Please transcribe the data that follows without the pictures, keeping every word the same.

Records shown:
##############################
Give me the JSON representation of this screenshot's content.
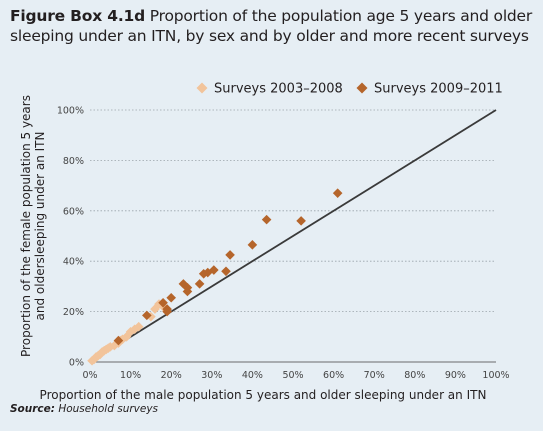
{
  "title": {
    "label": "Figure Box 4.1d",
    "text": "Proportion of the population age 5 years and older sleeping under an ITN, by sex and by older and more recent surveys"
  },
  "source": {
    "label": "Source:",
    "text": "Household surveys"
  },
  "chart_data": {
    "type": "scatter",
    "xlabel": "Proportion of the male population 5 years and older sleeping under an ITN",
    "ylabel": "Proportion of the female population 5 years and oldersleeping under an ITN",
    "xlim": [
      0,
      100
    ],
    "ylim": [
      0,
      100
    ],
    "x_ticks": [
      "0%",
      "10%",
      "20%",
      "30%",
      "40%",
      "50%",
      "60%",
      "70%",
      "80%",
      "90%",
      "100%"
    ],
    "y_ticks": [
      "0%",
      "20%",
      "40%",
      "60%",
      "80%",
      "100%"
    ],
    "grid": "horizontal dotted",
    "legend_position": "top-right",
    "reference_line": {
      "from": [
        0,
        0
      ],
      "to": [
        100,
        100
      ],
      "color": "#3a3a3a"
    },
    "series": [
      {
        "name": "Surveys 2003–2008",
        "color": "#f2c49b",
        "points": [
          [
            0.5,
            0.5
          ],
          [
            1,
            1
          ],
          [
            1.5,
            2
          ],
          [
            2,
            2.5
          ],
          [
            2.5,
            3
          ],
          [
            3,
            4
          ],
          [
            3.5,
            4.5
          ],
          [
            4,
            5
          ],
          [
            4.5,
            5.5
          ],
          [
            5,
            6
          ],
          [
            6,
            6.5
          ],
          [
            7,
            7.5
          ],
          [
            7.5,
            8.5
          ],
          [
            8,
            9
          ],
          [
            9,
            10
          ],
          [
            10,
            12
          ],
          [
            11,
            13
          ],
          [
            12,
            14
          ],
          [
            15,
            18
          ],
          [
            16,
            21
          ],
          [
            17,
            23
          ],
          [
            18,
            22
          ]
        ]
      },
      {
        "name": "Surveys 2009–2011",
        "color": "#b5652b",
        "points": [
          [
            7,
            8.5
          ],
          [
            14,
            18.5
          ],
          [
            18,
            23.5
          ],
          [
            19,
            21
          ],
          [
            19,
            20
          ],
          [
            20,
            25.5
          ],
          [
            23,
            31
          ],
          [
            24,
            28
          ],
          [
            24,
            29.5
          ],
          [
            27,
            31
          ],
          [
            28,
            35
          ],
          [
            29,
            35.5
          ],
          [
            30.5,
            36.5
          ],
          [
            33.5,
            36
          ],
          [
            34.5,
            42.5
          ],
          [
            40,
            46.5
          ],
          [
            43.5,
            56.5
          ],
          [
            52,
            56
          ],
          [
            61,
            67
          ]
        ]
      }
    ]
  }
}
##############################
Output for this task:
Give me the JSON representation of this screenshot's content.
{
  "title": {
    "label": "Figure Box 4.1d",
    "text": "Proportion of the population age 5 years and older sleeping under an ITN, by sex and by older and more recent surveys"
  },
  "source": {
    "label": "Source:",
    "text": "Household surveys"
  },
  "chart_data": {
    "type": "scatter",
    "xlabel": "Proportion of the male population 5 years and older sleeping under an ITN",
    "ylabel": "Proportion of the female population 5 years and oldersleeping under an ITN",
    "xlim": [
      0,
      100
    ],
    "ylim": [
      0,
      100
    ],
    "x_ticks": [
      "0%",
      "10%",
      "20%",
      "30%",
      "40%",
      "50%",
      "60%",
      "70%",
      "80%",
      "90%",
      "100%"
    ],
    "y_ticks": [
      "0%",
      "20%",
      "40%",
      "60%",
      "80%",
      "100%"
    ],
    "grid": "horizontal dotted",
    "legend_position": "top-right",
    "reference_line": {
      "from": [
        0,
        0
      ],
      "to": [
        100,
        100
      ],
      "color": "#3a3a3a"
    },
    "series": [
      {
        "name": "Surveys 2003–2008",
        "color": "#f2c49b",
        "points": [
          [
            0.5,
            0.5
          ],
          [
            1,
            1
          ],
          [
            1.5,
            2
          ],
          [
            2,
            2.5
          ],
          [
            2.5,
            3
          ],
          [
            3,
            4
          ],
          [
            3.5,
            4.5
          ],
          [
            4,
            5
          ],
          [
            4.5,
            5.5
          ],
          [
            5,
            6
          ],
          [
            6,
            6.5
          ],
          [
            7,
            7.5
          ],
          [
            7.5,
            8.5
          ],
          [
            8,
            9
          ],
          [
            9,
            10
          ],
          [
            10,
            12
          ],
          [
            11,
            13
          ],
          [
            12,
            14
          ],
          [
            15,
            18
          ],
          [
            16,
            21
          ],
          [
            17,
            23
          ],
          [
            18,
            22
          ]
        ]
      },
      {
        "name": "Surveys 2009–2011",
        "color": "#b5652b",
        "points": [
          [
            7,
            8.5
          ],
          [
            14,
            18.5
          ],
          [
            18,
            23.5
          ],
          [
            19,
            21
          ],
          [
            19,
            20
          ],
          [
            20,
            25.5
          ],
          [
            23,
            31
          ],
          [
            24,
            28
          ],
          [
            24,
            29.5
          ],
          [
            27,
            31
          ],
          [
            28,
            35
          ],
          [
            29,
            35.5
          ],
          [
            30.5,
            36.5
          ],
          [
            33.5,
            36
          ],
          [
            34.5,
            42.5
          ],
          [
            40,
            46.5
          ],
          [
            43.5,
            56.5
          ],
          [
            52,
            56
          ],
          [
            61,
            67
          ]
        ]
      }
    ]
  }
}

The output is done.